Directive:
Reproduce the records word for word from their first line through the line containing "Identify all the elements below and their bounding boxes. List", including both ends, and leave out the pictures.

Task input:
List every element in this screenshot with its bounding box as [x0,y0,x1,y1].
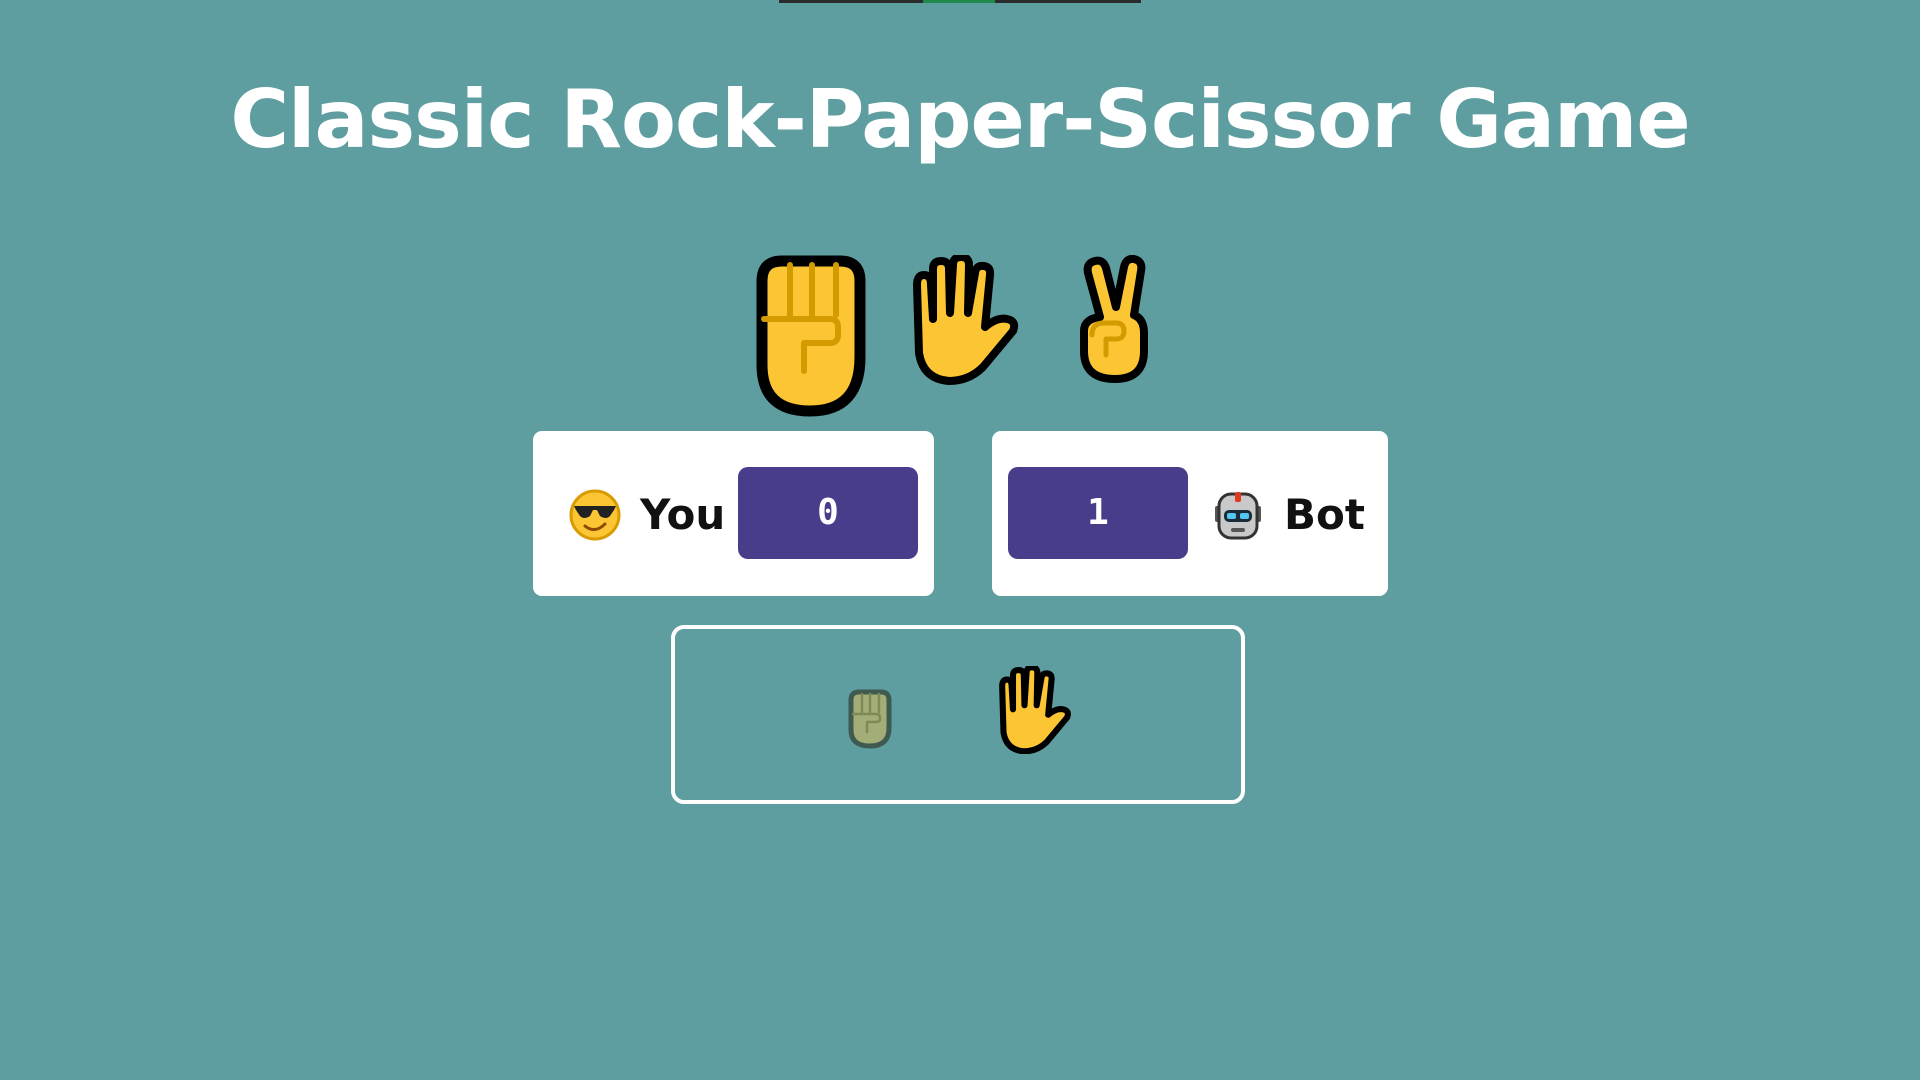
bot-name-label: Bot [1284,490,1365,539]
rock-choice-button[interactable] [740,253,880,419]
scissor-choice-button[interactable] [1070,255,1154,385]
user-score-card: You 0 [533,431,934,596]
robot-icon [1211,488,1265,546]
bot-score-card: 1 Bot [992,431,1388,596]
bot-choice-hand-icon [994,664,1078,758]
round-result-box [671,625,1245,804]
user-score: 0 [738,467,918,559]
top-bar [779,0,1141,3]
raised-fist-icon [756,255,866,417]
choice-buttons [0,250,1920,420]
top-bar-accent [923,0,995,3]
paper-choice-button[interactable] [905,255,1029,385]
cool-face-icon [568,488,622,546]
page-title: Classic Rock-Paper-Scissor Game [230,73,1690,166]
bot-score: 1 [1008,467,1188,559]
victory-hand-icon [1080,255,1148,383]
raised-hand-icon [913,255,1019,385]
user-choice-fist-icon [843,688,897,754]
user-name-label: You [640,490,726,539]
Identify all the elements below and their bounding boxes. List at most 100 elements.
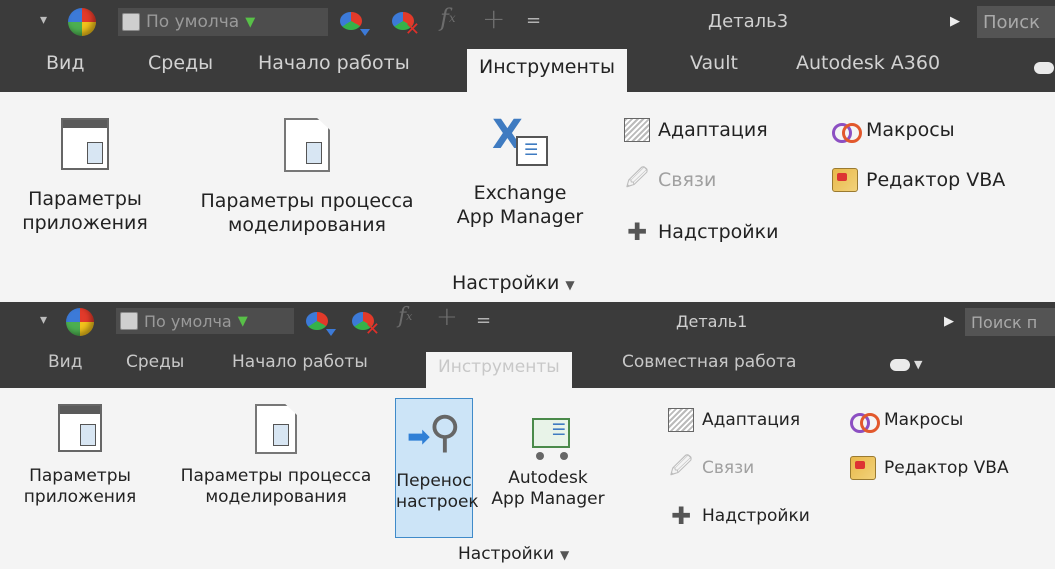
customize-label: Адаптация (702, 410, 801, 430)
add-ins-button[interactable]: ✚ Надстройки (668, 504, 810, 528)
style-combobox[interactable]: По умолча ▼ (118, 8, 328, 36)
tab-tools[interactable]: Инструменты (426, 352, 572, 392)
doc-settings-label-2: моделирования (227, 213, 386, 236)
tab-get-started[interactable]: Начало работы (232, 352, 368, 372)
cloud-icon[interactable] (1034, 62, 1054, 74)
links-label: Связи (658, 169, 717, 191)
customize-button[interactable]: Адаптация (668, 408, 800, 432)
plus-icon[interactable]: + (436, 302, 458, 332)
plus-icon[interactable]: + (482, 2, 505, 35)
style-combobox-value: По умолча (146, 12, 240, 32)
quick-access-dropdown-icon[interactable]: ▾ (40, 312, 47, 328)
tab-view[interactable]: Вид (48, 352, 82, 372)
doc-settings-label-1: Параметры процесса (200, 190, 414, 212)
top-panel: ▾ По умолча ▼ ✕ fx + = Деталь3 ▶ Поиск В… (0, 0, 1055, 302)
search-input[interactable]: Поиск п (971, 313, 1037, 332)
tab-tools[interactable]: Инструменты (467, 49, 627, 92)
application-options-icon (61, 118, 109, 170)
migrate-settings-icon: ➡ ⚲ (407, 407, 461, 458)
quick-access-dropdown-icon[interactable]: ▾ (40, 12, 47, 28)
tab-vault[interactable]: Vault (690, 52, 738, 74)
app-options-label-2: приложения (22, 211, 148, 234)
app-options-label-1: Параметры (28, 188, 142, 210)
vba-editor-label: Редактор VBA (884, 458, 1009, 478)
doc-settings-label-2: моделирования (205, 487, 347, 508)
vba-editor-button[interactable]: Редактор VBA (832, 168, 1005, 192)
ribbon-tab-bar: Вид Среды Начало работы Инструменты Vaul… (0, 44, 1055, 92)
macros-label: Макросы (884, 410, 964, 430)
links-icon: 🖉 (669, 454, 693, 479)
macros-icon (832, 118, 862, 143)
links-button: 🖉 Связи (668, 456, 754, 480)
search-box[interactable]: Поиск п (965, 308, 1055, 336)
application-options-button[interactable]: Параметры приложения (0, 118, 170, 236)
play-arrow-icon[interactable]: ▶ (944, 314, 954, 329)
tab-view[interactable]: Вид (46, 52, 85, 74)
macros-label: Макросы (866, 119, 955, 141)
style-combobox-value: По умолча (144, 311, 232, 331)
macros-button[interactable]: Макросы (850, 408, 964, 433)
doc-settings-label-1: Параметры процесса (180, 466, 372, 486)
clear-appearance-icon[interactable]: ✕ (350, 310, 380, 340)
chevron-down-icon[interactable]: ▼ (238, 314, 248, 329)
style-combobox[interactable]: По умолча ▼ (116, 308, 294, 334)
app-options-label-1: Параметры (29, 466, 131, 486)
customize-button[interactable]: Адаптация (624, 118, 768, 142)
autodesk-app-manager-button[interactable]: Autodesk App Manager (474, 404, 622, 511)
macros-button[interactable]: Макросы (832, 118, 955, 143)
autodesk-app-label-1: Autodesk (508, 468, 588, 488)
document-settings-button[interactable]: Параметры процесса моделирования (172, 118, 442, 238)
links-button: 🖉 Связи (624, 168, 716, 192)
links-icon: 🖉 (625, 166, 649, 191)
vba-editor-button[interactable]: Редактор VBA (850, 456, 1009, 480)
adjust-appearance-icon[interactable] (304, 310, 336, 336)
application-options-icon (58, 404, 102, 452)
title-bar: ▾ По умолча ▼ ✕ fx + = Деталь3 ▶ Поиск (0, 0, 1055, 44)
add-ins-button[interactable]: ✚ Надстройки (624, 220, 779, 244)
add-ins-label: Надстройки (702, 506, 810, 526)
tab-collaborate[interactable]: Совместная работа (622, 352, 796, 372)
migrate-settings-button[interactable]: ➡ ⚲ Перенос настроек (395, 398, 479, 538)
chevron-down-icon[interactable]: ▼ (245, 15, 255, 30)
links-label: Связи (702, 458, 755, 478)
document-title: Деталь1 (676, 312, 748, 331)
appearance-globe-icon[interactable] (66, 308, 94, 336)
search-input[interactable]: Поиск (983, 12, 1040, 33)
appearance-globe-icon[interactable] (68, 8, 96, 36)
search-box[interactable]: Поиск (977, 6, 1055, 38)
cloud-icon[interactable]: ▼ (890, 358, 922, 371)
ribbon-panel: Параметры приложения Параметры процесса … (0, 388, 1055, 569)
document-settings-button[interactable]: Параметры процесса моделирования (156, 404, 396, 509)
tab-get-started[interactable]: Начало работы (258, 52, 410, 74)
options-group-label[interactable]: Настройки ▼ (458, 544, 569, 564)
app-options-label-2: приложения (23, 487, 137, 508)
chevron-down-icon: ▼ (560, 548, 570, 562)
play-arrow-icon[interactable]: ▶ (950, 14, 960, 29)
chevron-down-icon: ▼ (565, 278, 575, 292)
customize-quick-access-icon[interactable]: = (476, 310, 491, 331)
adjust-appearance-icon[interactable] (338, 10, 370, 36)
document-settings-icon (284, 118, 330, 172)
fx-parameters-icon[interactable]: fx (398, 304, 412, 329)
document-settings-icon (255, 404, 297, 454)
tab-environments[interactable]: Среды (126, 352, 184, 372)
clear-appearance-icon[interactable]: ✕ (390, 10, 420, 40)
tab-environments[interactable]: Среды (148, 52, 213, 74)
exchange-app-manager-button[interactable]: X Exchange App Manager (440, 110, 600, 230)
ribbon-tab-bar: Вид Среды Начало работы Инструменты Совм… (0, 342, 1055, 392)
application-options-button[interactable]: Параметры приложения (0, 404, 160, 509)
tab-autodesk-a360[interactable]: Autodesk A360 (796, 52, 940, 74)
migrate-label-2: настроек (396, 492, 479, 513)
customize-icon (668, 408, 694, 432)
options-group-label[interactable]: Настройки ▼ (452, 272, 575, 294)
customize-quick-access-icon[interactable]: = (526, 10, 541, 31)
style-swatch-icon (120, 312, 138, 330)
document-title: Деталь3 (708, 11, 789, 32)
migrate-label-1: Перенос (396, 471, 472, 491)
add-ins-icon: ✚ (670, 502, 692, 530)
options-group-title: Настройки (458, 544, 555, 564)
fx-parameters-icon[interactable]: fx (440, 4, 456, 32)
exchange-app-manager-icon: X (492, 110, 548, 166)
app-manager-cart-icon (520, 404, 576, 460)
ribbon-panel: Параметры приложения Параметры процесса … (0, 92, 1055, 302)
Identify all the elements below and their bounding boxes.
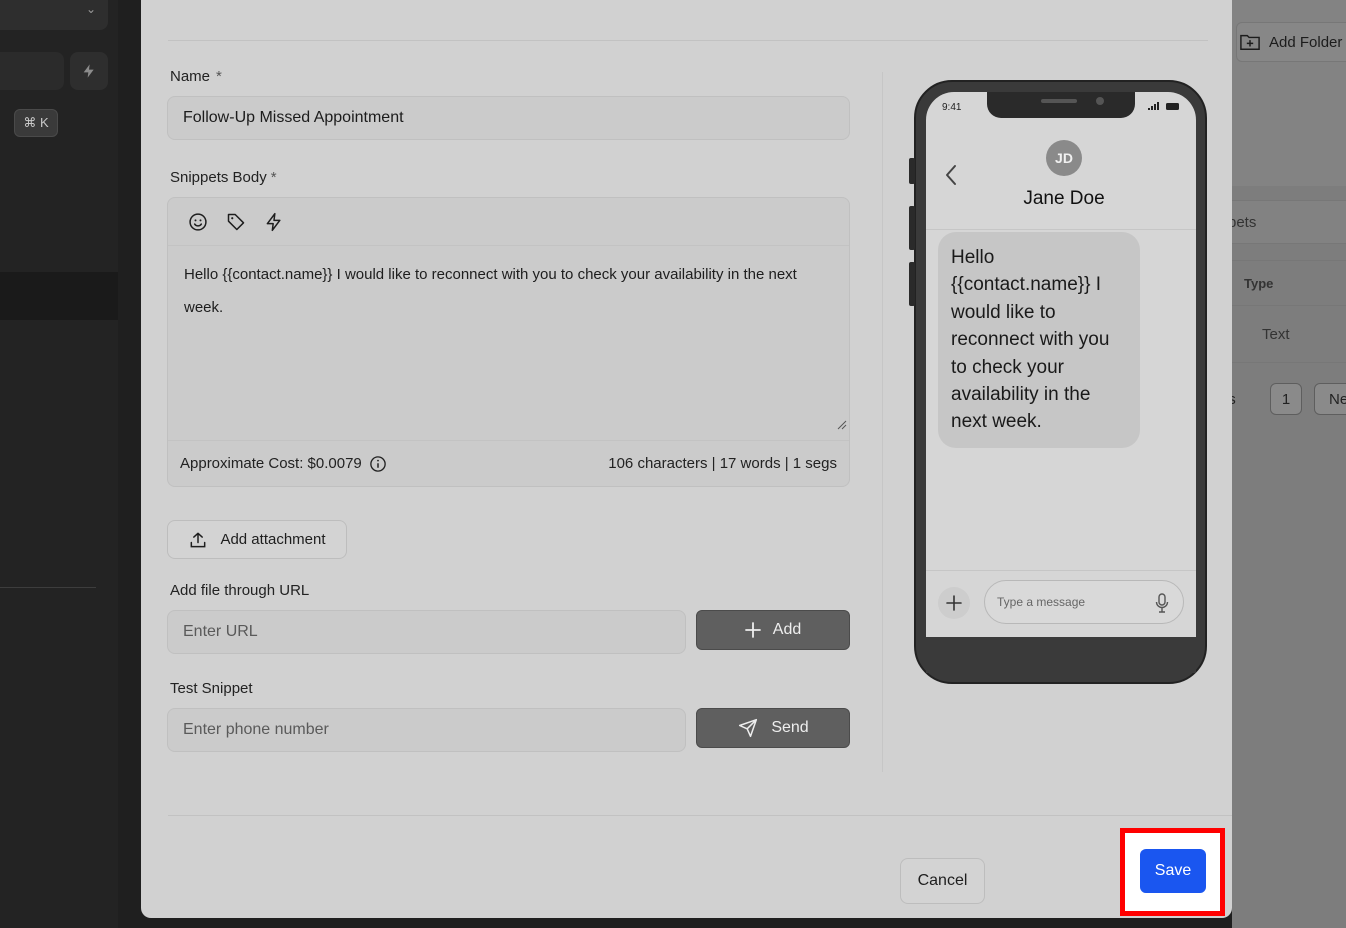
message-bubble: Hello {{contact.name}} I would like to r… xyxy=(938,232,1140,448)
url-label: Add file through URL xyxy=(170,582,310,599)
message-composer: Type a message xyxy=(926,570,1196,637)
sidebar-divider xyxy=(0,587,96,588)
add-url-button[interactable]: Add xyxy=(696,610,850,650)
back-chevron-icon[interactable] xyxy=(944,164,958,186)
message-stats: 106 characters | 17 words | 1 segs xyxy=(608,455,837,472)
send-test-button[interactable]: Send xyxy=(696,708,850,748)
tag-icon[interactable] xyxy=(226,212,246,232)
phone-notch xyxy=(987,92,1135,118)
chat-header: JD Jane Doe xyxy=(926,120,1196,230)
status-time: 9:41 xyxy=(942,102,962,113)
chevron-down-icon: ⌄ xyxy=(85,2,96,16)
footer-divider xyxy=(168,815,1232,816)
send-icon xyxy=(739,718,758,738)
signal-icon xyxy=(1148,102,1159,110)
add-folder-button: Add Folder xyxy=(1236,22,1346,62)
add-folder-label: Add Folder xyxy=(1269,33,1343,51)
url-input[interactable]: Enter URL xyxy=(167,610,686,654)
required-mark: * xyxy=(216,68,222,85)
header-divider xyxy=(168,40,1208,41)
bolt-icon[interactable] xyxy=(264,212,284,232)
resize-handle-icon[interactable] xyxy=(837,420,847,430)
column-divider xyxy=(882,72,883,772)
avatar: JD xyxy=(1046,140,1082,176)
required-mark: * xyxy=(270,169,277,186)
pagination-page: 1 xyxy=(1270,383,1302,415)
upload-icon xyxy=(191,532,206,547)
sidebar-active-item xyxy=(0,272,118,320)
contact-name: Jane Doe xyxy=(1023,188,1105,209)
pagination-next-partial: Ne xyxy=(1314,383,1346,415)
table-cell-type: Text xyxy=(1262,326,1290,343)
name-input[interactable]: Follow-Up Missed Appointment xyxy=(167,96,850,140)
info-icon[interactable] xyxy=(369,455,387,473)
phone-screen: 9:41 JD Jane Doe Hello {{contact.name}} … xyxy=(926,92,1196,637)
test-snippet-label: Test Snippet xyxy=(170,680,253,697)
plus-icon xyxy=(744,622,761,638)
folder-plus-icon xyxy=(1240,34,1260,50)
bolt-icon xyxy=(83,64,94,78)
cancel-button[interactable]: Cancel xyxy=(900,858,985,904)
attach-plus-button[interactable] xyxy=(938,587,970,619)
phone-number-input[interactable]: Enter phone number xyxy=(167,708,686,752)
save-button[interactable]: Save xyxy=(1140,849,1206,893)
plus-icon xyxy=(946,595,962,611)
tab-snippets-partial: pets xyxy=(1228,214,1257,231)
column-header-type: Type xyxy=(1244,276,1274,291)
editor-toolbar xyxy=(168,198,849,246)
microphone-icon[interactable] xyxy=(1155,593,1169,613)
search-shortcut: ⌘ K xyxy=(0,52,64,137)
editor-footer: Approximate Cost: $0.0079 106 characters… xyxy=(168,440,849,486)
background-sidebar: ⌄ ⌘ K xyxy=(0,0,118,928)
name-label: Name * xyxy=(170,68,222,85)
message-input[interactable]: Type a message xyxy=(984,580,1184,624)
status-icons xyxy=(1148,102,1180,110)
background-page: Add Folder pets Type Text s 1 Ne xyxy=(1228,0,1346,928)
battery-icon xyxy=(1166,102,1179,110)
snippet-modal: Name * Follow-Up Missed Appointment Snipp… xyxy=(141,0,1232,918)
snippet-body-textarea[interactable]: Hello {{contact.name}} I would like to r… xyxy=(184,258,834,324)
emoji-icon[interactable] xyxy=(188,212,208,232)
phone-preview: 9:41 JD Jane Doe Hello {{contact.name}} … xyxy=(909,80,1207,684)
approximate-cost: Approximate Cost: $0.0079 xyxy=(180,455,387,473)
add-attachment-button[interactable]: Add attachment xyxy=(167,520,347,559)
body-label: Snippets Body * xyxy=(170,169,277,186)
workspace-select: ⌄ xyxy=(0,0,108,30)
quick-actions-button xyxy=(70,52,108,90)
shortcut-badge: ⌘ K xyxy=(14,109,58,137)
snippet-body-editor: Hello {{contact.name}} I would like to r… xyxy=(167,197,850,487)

Answer for the task:
List every element in this screenshot with its bounding box as [x0,y0,x1,y1].
bot-name-label: Bot [1284,490,1365,539]
rock-choice-button[interactable] [740,253,880,419]
scissor-choice-button[interactable] [1070,255,1154,385]
user-score-card: You 0 [533,431,934,596]
robot-icon [1211,488,1265,546]
bot-score-card: 1 Bot [992,431,1388,596]
bot-choice-hand-icon [994,664,1078,758]
round-result-box [671,625,1245,804]
user-score: 0 [738,467,918,559]
top-bar [779,0,1141,3]
raised-fist-icon [756,255,866,417]
choice-buttons [0,250,1920,420]
top-bar-accent [923,0,995,3]
paper-choice-button[interactable] [905,255,1029,385]
cool-face-icon [568,488,622,546]
page-title: Classic Rock-Paper-Scissor Game [230,73,1690,166]
bot-score: 1 [1008,467,1188,559]
victory-hand-icon [1080,255,1148,383]
raised-hand-icon [913,255,1019,385]
user-choice-fist-icon [843,688,897,754]
user-name-label: You [640,490,726,539]
Identify all the elements below and their bounding boxes. List at most 100 elements.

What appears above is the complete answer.